### What to do
Retype each record shown below, leaving every character as it is.

### Provided material
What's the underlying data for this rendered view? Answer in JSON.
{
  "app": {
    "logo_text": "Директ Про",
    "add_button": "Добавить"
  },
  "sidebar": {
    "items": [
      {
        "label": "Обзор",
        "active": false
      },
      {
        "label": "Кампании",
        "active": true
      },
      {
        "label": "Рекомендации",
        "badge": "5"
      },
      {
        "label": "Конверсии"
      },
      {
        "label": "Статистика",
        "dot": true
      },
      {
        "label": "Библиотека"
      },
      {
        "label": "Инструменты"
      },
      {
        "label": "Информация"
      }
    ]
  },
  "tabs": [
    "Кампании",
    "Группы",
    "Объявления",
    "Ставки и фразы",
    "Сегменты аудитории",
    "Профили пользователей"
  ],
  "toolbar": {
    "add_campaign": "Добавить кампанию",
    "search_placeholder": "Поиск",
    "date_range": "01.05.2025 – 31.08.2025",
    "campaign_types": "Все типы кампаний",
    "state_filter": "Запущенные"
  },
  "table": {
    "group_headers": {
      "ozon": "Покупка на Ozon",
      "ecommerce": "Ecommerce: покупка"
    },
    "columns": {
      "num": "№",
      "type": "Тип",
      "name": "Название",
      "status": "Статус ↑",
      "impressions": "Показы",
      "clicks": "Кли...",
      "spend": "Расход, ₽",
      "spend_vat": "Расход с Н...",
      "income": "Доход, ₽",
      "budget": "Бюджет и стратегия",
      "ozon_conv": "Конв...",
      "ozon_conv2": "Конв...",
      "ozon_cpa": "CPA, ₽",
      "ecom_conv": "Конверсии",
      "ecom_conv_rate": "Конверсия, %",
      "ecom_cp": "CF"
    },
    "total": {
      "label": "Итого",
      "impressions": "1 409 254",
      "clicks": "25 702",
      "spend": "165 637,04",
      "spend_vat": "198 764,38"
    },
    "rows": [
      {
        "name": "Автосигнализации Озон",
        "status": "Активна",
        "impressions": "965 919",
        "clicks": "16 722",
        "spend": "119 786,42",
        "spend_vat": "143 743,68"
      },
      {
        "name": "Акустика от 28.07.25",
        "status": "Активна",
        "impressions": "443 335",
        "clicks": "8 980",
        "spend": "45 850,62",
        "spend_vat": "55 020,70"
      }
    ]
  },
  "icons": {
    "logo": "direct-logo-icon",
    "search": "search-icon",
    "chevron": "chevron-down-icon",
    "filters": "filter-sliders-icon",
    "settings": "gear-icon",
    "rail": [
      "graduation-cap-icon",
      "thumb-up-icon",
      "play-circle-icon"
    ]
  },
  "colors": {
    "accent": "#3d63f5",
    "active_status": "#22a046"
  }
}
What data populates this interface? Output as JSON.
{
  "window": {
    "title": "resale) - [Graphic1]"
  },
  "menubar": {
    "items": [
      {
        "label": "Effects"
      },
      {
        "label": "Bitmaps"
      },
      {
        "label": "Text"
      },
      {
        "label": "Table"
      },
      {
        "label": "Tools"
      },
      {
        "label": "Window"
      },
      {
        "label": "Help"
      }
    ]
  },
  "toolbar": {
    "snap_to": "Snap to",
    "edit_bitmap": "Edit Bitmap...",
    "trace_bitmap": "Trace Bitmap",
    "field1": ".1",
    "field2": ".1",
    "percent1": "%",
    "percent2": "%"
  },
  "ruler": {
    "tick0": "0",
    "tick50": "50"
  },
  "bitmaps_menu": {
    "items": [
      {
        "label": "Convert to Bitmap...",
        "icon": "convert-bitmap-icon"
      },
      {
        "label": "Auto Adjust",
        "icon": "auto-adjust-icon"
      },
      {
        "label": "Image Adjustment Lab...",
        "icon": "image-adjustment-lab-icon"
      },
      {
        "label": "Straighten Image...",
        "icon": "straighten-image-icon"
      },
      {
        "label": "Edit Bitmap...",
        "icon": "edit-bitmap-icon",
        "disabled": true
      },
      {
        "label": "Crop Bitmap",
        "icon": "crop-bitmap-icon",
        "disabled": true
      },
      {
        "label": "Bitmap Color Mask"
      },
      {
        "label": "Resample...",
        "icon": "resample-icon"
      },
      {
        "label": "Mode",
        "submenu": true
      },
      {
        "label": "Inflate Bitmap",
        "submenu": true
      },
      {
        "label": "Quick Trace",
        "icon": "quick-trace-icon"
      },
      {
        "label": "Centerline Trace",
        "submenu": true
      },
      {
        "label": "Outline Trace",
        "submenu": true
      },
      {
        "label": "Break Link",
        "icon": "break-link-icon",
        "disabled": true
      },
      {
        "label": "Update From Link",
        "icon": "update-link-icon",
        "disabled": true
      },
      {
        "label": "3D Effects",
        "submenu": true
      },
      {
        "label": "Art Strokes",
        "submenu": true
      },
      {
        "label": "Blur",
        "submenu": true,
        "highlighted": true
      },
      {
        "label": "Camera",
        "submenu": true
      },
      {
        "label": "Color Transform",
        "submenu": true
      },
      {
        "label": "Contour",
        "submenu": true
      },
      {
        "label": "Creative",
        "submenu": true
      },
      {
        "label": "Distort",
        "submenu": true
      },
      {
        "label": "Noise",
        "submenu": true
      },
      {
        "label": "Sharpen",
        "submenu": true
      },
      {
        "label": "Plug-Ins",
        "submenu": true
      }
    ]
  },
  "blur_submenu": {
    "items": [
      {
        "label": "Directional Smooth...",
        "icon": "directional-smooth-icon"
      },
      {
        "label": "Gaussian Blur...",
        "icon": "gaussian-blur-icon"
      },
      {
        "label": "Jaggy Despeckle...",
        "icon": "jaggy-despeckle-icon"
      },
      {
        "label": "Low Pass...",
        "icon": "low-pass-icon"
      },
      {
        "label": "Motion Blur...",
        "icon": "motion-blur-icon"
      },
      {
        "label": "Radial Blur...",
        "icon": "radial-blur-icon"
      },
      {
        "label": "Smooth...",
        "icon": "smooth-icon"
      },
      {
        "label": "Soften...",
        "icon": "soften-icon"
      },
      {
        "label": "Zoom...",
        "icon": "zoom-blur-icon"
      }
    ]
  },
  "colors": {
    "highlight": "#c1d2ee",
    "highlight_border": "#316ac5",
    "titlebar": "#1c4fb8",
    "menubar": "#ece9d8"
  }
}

### Exercise answer
What's the underlying data for this rendered view? Answer in JSON.
{
  "app": {
    "logo_text": "Директ Про",
    "add_button": "Добавить"
  },
  "sidebar": {
    "items": [
      {
        "label": "Обзор",
        "active": false
      },
      {
        "label": "Кампании",
        "active": true
      },
      {
        "label": "Рекомендации",
        "badge": "5"
      },
      {
        "label": "Конверсии"
      },
      {
        "label": "Статистика",
        "dot": true
      },
      {
        "label": "Библиотека"
      },
      {
        "label": "Инструменты"
      },
      {
        "label": "Информация"
      }
    ]
  },
  "tabs": [
    "Кампании",
    "Группы",
    "Объявления",
    "Ставки и фразы",
    "Сегменты аудитории",
    "Профили пользователей"
  ],
  "toolbar": {
    "add_campaign": "Добавить кампанию",
    "search_placeholder": "Поиск",
    "date_range": "01.05.2025 – 31.08.2025",
    "campaign_types": "Все типы кампаний",
    "state_filter": "Запущенные"
  },
  "table": {
    "group_headers": {
      "ozon": "Покупка на Ozon",
      "ecommerce": "Ecommerce: покупка"
    },
    "columns": {
      "num": "№",
      "type": "Тип",
      "name": "Название",
      "status": "Статус ↑",
      "impressions": "Показы",
      "clicks": "Кли...",
      "spend": "Расход, ₽",
      "spend_vat": "Расход с Н...",
      "income": "Доход, ₽",
      "budget": "Бюджет и стратегия",
      "ozon_conv": "Конв...",
      "ozon_conv2": "Конв...",
      "ozon_cpa": "CPA, ₽",
      "ecom_conv": "Конверсии",
      "ecom_conv_rate": "Конверсия, %",
      "ecom_cp": "CF"
    },
    "total": {
      "label": "Итого",
      "impressions": "1 409 254",
      "clicks": "25 702",
      "spend": "165 637,04",
      "spend_vat": "198 764,38"
    },
    "rows": [
      {
        "name": "Автосигнализации Озон",
        "status": "Активна",
        "impressions": "965 919",
        "clicks": "16 722",
        "spend": "119 786,42",
        "spend_vat": "143 743,68"
      },
      {
        "name": "Акустика от 28.07.25",
        "status": "Активна",
        "impressions": "443 335",
        "clicks": "8 980",
        "spend": "45 850,62",
        "spend_vat": "55 020,70"
      }
    ]
  },
  "icons": {
    "logo": "direct-logo-icon",
    "search": "search-icon",
    "chevron": "chevron-down-icon",
    "filters": "filter-sliders-icon",
    "settings": "gear-icon",
    "rail": [
      "graduation-cap-icon",
      "thumb-up-icon",
      "play-circle-icon"
    ]
  },
  "colors": {
    "accent": "#3d63f5",
    "active_status": "#22a046"
  }
}
What data populates this interface? Output as JSON.
{
  "window": {
    "title": "resale) - [Graphic1]"
  },
  "menubar": {
    "items": [
      {
        "label": "Effects"
      },
      {
        "label": "Bitmaps"
      },
      {
        "label": "Text"
      },
      {
        "label": "Table"
      },
      {
        "label": "Tools"
      },
      {
        "label": "Window"
      },
      {
        "label": "Help"
      }
    ]
  },
  "toolbar": {
    "snap_to": "Snap to",
    "edit_bitmap": "Edit Bitmap...",
    "trace_bitmap": "Trace Bitmap",
    "field1": ".1",
    "field2": ".1",
    "percent1": "%",
    "percent2": "%"
  },
  "ruler": {
    "tick0": "0",
    "tick50": "50"
  },
  "bitmaps_menu": {
    "items": [
      {
        "label": "Convert to Bitmap...",
        "icon": "convert-bitmap-icon"
      },
      {
        "label": "Auto Adjust",
        "icon": "auto-adjust-icon"
      },
      {
        "label": "Image Adjustment Lab...",
        "icon": "image-adjustment-lab-icon"
      },
      {
        "label": "Straighten Image...",
        "icon": "straighten-image-icon"
      },
      {
        "label": "Edit Bitmap...",
        "icon": "edit-bitmap-icon",
        "disabled": true
      },
      {
        "label": "Crop Bitmap",
        "icon": "crop-bitmap-icon",
        "disabled": true
      },
      {
        "label": "Bitmap Color Mask"
      },
      {
        "label": "Resample...",
        "icon": "resample-icon"
      },
      {
        "label": "Mode",
        "submenu": true
      },
      {
        "label": "Inflate Bitmap",
        "submenu": true
      },
      {
        "label": "Quick Trace",
        "icon": "quick-trace-icon"
      },
      {
        "label": "Centerline Trace",
        "submenu": true
      },
      {
        "label": "Outline Trace",
        "submenu": true
      },
      {
        "label": "Break Link",
        "icon": "break-link-icon",
        "disabled": true
      },
      {
        "label": "Update From Link",
        "icon": "update-link-icon",
        "disabled": true
      },
      {
        "label": "3D Effects",
        "submenu": true
      },
      {
        "label": "Art Strokes",
        "submenu": true
      },
      {
        "label": "Blur",
        "submenu": true,
        "highlighted": true
      },
      {
        "label": "Camera",
        "submenu": true
      },
      {
        "label": "Color Transform",
        "submenu": true
      },
      {
        "label": "Contour",
        "submenu": true
      },
      {
        "label": "Creative",
        "submenu": true
      },
      {
        "label": "Distort",
        "submenu": true
      },
      {
        "label": "Noise",
        "submenu": true
      },
      {
        "label": "Sharpen",
        "submenu": true
      },
      {
        "label": "Plug-Ins",
        "submenu": true
      }
    ]
  },
  "blur_submenu": {
    "items": [
      {
        "label": "Directional Smooth...",
        "icon": "directional-smooth-icon"
      },
      {
        "label": "Gaussian Blur...",
        "icon": "gaussian-blur-icon"
      },
      {
        "label": "Jaggy Despeckle...",
        "icon": "jaggy-despeckle-icon"
      },
      {
        "label": "Low Pass...",
        "icon": "low-pass-icon"
      },
      {
        "label": "Motion Blur...",
        "icon": "motion-blur-icon"
      },
      {
        "label": "Radial Blur...",
        "icon": "radial-blur-icon"
      },
      {
        "label": "Smooth...",
        "icon": "smooth-icon"
      },
      {
        "label": "Soften...",
        "icon": "soften-icon"
      },
      {
        "label": "Zoom...",
        "icon": "zoom-blur-icon"
      }
    ]
  },
  "colors": {
    "highlight": "#c1d2ee",
    "highlight_border": "#316ac5",
    "titlebar": "#1c4fb8",
    "menubar": "#ece9d8"
  }
}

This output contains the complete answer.